--- TASK DATA ---
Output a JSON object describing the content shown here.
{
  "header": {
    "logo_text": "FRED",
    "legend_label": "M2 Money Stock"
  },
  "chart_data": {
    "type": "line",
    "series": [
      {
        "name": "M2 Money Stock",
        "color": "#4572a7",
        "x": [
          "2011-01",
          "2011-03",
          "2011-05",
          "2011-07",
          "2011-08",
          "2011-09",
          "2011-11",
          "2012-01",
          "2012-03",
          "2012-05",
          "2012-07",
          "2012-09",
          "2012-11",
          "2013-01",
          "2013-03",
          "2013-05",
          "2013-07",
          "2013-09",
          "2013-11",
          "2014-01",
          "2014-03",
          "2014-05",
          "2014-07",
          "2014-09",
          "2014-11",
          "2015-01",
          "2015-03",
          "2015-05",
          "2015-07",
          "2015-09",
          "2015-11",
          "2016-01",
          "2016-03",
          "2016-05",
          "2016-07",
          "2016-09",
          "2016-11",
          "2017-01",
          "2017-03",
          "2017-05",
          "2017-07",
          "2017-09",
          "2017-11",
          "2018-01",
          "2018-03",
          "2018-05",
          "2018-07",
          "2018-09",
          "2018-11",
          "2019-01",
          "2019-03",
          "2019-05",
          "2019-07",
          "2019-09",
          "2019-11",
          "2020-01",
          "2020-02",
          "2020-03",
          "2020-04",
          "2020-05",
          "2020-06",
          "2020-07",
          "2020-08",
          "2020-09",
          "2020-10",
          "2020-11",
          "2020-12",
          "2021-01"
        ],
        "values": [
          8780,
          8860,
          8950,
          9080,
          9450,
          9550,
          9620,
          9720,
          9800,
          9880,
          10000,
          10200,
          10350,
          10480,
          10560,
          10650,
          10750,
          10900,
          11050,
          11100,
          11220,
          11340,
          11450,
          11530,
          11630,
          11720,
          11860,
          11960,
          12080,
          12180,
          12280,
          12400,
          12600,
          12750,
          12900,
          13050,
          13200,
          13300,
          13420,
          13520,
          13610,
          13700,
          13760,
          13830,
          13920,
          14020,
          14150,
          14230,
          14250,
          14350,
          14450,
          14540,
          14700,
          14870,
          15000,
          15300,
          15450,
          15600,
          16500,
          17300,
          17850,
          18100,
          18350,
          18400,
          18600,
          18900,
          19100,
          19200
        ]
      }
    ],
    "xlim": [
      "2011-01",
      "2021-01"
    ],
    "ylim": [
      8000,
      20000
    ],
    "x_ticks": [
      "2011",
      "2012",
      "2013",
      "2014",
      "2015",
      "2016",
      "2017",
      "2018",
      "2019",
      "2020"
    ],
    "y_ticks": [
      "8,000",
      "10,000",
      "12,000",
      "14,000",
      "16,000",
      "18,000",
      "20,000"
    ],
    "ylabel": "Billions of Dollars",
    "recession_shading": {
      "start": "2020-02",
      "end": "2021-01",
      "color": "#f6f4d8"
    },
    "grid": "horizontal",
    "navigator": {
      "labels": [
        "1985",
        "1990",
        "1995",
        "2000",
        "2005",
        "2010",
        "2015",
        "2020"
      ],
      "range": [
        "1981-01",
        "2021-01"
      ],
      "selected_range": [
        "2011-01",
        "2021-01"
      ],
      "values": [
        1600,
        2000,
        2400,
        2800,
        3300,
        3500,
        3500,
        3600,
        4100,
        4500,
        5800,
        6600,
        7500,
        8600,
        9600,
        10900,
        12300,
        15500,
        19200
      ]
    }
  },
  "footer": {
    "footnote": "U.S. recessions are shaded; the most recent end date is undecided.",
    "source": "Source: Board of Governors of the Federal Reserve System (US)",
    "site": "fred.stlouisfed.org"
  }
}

--- EXERCISE INSTRUCTIONS ---
Please repeat the material above, word for word and in full.

--- SOLVED EXERCISE ---
Output a JSON object describing the content shown here.
{
  "header": {
    "logo_text": "FRED",
    "legend_label": "M2 Money Stock"
  },
  "chart_data": {
    "type": "line",
    "series": [
      {
        "name": "M2 Money Stock",
        "color": "#4572a7",
        "x": [
          "2011-01",
          "2011-03",
          "2011-05",
          "2011-07",
          "2011-08",
          "2011-09",
          "2011-11",
          "2012-01",
          "2012-03",
          "2012-05",
          "2012-07",
          "2012-09",
          "2012-11",
          "2013-01",
          "2013-03",
          "2013-05",
          "2013-07",
          "2013-09",
          "2013-11",
          "2014-01",
          "2014-03",
          "2014-05",
          "2014-07",
          "2014-09",
          "2014-11",
          "2015-01",
          "2015-03",
          "2015-05",
          "2015-07",
          "2015-09",
          "2015-11",
          "2016-01",
          "2016-03",
          "2016-05",
          "2016-07",
          "2016-09",
          "2016-11",
          "2017-01",
          "2017-03",
          "2017-05",
          "2017-07",
          "2017-09",
          "2017-11",
          "2018-01",
          "2018-03",
          "2018-05",
          "2018-07",
          "2018-09",
          "2018-11",
          "2019-01",
          "2019-03",
          "2019-05",
          "2019-07",
          "2019-09",
          "2019-11",
          "2020-01",
          "2020-02",
          "2020-03",
          "2020-04",
          "2020-05",
          "2020-06",
          "2020-07",
          "2020-08",
          "2020-09",
          "2020-10",
          "2020-11",
          "2020-12",
          "2021-01"
        ],
        "values": [
          8780,
          8860,
          8950,
          9080,
          9450,
          9550,
          9620,
          9720,
          9800,
          9880,
          10000,
          10200,
          10350,
          10480,
          10560,
          10650,
          10750,
          10900,
          11050,
          11100,
          11220,
          11340,
          11450,
          11530,
          11630,
          11720,
          11860,
          11960,
          12080,
          12180,
          12280,
          12400,
          12600,
          12750,
          12900,
          13050,
          13200,
          13300,
          13420,
          13520,
          13610,
          13700,
          13760,
          13830,
          13920,
          14020,
          14150,
          14230,
          14250,
          14350,
          14450,
          14540,
          14700,
          14870,
          15000,
          15300,
          15450,
          15600,
          16500,
          17300,
          17850,
          18100,
          18350,
          18400,
          18600,
          18900,
          19100,
          19200
        ]
      }
    ],
    "xlim": [
      "2011-01",
      "2021-01"
    ],
    "ylim": [
      8000,
      20000
    ],
    "x_ticks": [
      "2011",
      "2012",
      "2013",
      "2014",
      "2015",
      "2016",
      "2017",
      "2018",
      "2019",
      "2020"
    ],
    "y_ticks": [
      "8,000",
      "10,000",
      "12,000",
      "14,000",
      "16,000",
      "18,000",
      "20,000"
    ],
    "ylabel": "Billions of Dollars",
    "recession_shading": {
      "start": "2020-02",
      "end": "2021-01",
      "color": "#f6f4d8"
    },
    "grid": "horizontal",
    "navigator": {
      "labels": [
        "1985",
        "1990",
        "1995",
        "2000",
        "2005",
        "2010",
        "2015",
        "2020"
      ],
      "range": [
        "1981-01",
        "2021-01"
      ],
      "selected_range": [
        "2011-01",
        "2021-01"
      ],
      "values": [
        1600,
        2000,
        2400,
        2800,
        3300,
        3500,
        3500,
        3600,
        4100,
        4500,
        5800,
        6600,
        7500,
        8600,
        9600,
        10900,
        12300,
        15500,
        19200
      ]
    }
  },
  "footer": {
    "footnote": "U.S. recessions are shaded; the most recent end date is undecided.",
    "source": "Source: Board of Governors of the Federal Reserve System (US)",
    "site": "fred.stlouisfed.org"
  }
}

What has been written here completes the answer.